DATA FOR THIS TASK
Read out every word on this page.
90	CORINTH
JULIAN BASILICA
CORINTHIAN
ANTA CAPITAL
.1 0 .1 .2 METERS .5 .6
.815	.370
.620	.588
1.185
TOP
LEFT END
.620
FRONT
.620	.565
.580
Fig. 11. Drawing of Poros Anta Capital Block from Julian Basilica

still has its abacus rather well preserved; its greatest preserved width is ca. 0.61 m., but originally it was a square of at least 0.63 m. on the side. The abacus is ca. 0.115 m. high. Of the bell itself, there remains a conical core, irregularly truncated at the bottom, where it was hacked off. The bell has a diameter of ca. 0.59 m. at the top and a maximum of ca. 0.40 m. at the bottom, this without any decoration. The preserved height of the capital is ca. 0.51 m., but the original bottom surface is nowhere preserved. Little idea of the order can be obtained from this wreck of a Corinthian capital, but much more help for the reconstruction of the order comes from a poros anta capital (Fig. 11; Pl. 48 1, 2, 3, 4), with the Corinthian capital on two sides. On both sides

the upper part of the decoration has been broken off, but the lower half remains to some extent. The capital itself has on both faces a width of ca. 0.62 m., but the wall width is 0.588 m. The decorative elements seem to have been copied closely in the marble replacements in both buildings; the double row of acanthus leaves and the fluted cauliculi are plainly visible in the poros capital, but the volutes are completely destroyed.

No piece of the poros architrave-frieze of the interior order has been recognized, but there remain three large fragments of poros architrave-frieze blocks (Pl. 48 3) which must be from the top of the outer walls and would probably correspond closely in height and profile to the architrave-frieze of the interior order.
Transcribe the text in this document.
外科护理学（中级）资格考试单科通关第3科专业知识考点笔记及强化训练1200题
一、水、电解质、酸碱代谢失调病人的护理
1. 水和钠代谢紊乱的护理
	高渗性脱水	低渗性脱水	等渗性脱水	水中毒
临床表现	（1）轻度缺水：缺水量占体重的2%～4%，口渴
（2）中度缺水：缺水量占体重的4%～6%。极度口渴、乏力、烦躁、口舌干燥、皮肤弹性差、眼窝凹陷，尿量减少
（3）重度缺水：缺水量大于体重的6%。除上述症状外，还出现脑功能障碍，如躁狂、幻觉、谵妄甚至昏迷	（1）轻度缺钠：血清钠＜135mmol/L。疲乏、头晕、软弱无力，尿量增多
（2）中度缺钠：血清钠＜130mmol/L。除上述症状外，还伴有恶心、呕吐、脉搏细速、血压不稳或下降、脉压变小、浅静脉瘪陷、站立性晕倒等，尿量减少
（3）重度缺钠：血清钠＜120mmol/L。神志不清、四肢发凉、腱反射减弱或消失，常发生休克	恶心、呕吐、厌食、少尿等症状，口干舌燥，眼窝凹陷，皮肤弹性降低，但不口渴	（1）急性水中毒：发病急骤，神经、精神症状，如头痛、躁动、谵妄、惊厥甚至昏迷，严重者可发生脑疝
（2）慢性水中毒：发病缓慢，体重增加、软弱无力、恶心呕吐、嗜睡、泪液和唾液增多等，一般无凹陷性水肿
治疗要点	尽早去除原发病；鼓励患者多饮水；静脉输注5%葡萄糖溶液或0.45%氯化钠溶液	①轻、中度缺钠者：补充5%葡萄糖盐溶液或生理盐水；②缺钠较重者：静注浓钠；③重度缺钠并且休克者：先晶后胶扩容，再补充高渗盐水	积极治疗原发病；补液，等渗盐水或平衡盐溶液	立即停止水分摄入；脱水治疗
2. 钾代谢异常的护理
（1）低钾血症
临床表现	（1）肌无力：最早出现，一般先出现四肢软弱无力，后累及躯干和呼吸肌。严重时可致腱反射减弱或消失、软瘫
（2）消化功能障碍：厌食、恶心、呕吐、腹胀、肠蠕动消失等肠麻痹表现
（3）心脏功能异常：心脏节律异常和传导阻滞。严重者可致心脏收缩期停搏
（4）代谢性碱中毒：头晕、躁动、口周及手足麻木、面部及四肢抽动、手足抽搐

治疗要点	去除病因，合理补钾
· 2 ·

EXERCISE GOAL
Across the entries, how many lines contain "from"? Reply with the number only.

SOLUTION FOR THIS PROBLEM
3